**TASK TO CARRY OUT**:
Collect all lines from the records below that include the word "コイル数".

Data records
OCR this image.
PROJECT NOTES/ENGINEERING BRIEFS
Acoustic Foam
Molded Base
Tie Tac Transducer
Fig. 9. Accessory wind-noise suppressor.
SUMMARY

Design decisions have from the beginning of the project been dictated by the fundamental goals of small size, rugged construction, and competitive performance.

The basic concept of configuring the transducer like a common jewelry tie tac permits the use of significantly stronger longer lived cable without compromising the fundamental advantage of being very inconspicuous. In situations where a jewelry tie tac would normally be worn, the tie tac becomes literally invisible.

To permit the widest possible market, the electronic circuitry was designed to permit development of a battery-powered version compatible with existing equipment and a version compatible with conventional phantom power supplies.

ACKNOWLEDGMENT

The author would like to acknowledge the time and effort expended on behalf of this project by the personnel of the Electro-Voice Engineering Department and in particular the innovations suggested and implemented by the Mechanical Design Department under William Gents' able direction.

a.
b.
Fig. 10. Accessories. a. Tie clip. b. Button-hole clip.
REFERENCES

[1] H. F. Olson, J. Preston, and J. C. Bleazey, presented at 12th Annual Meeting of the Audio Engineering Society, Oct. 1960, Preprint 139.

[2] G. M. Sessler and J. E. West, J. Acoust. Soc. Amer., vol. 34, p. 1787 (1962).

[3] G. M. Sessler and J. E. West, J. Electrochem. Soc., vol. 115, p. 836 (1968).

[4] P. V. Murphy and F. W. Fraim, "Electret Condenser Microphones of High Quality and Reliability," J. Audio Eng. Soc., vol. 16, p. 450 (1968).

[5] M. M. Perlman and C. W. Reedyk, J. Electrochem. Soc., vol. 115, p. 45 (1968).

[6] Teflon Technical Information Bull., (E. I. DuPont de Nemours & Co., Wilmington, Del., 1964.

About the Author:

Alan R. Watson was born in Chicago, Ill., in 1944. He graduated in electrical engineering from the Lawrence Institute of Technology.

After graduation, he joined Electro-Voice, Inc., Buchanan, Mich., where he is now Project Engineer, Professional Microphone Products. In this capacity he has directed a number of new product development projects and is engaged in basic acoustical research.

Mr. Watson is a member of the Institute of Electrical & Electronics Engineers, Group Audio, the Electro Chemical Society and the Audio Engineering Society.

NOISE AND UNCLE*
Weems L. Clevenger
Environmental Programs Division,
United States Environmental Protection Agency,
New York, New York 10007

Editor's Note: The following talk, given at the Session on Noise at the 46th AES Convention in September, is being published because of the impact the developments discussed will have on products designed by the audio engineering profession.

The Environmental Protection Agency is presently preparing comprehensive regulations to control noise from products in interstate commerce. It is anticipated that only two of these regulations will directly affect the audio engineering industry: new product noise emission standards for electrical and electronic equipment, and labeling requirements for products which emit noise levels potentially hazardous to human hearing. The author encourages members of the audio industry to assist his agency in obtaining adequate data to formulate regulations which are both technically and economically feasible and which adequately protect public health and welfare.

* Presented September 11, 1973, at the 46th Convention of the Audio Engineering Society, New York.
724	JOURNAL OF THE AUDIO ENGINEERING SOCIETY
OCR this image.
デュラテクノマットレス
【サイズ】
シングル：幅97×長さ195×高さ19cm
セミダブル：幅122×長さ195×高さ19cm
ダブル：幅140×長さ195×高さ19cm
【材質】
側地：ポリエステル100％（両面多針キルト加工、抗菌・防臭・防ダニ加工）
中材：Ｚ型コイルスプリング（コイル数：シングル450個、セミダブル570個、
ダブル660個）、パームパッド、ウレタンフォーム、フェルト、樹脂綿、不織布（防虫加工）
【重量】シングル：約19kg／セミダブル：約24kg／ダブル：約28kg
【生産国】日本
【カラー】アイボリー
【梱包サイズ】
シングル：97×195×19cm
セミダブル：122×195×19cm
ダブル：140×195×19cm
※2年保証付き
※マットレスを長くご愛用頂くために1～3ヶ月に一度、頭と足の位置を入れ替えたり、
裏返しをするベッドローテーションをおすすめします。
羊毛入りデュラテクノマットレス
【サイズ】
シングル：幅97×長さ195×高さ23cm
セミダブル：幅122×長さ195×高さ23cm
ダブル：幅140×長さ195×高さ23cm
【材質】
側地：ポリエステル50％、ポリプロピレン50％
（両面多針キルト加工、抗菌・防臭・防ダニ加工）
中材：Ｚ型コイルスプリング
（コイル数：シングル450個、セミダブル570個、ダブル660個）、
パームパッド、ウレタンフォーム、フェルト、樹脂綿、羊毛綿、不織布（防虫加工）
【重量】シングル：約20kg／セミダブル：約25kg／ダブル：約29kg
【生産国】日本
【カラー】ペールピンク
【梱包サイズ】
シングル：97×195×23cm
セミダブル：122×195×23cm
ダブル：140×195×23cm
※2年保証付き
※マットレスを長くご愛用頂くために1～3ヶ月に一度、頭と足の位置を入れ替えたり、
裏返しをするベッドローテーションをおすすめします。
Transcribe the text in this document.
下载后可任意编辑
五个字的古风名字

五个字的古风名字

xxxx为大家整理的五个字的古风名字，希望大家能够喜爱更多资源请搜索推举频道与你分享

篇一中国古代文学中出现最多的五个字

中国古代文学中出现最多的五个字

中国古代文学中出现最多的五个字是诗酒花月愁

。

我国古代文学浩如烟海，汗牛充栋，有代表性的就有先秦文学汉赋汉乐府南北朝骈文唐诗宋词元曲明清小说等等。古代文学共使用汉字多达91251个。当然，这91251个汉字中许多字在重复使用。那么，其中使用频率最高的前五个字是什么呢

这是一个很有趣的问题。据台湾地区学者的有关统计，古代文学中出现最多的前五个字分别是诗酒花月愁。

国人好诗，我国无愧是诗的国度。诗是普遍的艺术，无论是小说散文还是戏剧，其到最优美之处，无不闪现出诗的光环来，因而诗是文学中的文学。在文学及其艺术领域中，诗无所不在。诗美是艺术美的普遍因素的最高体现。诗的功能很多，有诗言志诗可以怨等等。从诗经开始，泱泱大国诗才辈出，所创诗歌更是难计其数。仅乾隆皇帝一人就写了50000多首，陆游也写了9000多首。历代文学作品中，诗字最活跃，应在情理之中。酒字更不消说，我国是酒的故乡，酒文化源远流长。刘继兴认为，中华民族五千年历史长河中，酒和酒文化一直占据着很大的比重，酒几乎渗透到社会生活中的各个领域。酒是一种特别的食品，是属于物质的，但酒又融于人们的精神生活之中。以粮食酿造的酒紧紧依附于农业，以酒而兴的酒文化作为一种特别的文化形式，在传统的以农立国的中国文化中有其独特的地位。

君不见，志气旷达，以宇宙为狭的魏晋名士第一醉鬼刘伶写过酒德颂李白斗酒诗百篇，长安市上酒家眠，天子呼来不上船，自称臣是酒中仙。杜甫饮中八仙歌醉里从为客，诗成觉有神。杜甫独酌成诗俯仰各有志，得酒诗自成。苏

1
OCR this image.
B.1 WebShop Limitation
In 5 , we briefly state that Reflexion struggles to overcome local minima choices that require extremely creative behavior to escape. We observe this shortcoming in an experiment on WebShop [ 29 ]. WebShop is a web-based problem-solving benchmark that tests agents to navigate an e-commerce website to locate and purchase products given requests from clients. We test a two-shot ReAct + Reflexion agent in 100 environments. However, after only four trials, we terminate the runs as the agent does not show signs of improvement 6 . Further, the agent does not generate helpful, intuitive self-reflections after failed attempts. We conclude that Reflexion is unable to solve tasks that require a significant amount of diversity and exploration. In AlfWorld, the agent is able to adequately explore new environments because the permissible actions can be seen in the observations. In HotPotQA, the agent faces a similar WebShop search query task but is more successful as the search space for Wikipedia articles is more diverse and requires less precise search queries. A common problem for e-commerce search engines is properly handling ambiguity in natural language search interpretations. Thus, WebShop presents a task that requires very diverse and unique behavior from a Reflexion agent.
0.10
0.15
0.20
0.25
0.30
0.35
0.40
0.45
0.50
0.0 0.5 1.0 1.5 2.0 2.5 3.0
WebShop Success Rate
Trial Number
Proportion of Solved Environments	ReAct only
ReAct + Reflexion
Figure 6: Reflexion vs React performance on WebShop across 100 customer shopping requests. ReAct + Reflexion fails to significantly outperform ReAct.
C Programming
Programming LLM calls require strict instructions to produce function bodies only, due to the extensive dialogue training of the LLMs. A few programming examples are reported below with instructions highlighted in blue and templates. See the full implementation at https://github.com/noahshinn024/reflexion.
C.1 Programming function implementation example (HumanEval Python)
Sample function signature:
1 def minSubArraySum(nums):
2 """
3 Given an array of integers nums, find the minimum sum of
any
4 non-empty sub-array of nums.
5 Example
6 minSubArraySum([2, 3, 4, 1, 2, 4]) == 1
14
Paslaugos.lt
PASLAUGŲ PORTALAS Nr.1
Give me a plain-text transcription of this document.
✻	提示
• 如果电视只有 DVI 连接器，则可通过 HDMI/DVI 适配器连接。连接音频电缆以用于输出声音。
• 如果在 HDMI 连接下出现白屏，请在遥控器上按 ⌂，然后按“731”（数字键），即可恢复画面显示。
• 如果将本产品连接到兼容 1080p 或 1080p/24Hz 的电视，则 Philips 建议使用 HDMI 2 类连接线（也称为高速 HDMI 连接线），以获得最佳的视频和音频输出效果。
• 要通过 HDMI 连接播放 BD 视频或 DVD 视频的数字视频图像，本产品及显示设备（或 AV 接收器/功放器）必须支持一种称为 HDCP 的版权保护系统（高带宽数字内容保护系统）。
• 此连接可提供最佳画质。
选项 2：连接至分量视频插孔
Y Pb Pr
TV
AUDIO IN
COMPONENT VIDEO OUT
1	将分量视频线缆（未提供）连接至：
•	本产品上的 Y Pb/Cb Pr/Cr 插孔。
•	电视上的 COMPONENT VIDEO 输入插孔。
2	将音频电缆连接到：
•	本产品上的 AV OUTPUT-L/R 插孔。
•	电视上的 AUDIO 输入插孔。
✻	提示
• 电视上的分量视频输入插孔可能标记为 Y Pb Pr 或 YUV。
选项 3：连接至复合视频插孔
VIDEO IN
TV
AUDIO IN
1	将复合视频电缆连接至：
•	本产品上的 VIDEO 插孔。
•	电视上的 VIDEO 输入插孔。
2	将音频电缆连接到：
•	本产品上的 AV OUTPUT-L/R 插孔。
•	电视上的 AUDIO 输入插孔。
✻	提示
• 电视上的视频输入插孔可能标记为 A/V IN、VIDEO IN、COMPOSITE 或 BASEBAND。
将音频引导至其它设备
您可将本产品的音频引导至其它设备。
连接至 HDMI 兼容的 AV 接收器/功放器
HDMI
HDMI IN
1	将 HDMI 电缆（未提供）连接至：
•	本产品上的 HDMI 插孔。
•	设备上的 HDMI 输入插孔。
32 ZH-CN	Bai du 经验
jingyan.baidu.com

**RIGHT ANSWER**:
中材：Ｚ型コイルスプリング（コイル数：シングル450個、セミダブル570個、
（コイル数：シングル450個、セミダブル570個、ダブル660個）、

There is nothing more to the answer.